§ Objective:
Across the data below, how many lines hold "JSON"? Answer with that number and nothing else.

** start of Input **

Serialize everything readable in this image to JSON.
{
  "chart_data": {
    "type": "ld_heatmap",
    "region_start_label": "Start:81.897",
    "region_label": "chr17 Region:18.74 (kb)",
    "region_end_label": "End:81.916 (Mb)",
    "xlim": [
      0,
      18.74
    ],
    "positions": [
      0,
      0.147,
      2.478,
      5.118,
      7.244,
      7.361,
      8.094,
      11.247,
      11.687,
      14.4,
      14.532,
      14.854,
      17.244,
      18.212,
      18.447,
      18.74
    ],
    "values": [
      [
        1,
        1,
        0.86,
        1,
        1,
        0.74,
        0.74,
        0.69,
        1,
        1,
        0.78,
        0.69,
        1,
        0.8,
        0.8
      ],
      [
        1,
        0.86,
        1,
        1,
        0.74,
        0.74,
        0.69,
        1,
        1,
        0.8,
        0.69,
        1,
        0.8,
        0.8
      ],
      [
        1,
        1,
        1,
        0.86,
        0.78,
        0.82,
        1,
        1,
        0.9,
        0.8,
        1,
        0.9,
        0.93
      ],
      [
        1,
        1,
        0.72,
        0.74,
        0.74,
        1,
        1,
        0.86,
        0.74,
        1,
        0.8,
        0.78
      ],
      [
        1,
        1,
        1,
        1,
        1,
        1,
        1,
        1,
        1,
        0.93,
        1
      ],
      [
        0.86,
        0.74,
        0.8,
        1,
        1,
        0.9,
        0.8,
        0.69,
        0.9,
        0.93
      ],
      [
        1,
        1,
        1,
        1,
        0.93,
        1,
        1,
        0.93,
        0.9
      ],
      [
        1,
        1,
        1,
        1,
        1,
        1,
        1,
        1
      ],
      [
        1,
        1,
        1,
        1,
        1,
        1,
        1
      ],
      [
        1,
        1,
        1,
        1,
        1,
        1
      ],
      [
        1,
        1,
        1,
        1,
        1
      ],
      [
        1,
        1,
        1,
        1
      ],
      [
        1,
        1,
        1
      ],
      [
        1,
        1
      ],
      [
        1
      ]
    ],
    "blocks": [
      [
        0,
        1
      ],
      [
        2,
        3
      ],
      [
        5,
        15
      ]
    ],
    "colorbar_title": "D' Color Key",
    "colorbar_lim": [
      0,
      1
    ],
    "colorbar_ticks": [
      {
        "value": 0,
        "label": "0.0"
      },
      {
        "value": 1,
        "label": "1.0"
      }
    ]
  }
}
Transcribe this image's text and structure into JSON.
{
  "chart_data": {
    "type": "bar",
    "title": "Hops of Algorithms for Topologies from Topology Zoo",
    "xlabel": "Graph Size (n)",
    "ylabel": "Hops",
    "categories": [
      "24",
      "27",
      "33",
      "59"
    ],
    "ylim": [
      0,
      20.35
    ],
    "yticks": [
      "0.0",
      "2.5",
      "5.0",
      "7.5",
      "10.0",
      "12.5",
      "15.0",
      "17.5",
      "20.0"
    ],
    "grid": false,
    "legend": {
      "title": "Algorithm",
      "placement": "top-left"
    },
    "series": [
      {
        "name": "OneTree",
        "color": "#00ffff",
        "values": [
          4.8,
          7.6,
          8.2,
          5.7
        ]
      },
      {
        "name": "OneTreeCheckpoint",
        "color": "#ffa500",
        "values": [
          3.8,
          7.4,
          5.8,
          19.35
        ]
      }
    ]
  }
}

** end of Input **

§ Complete answer:
2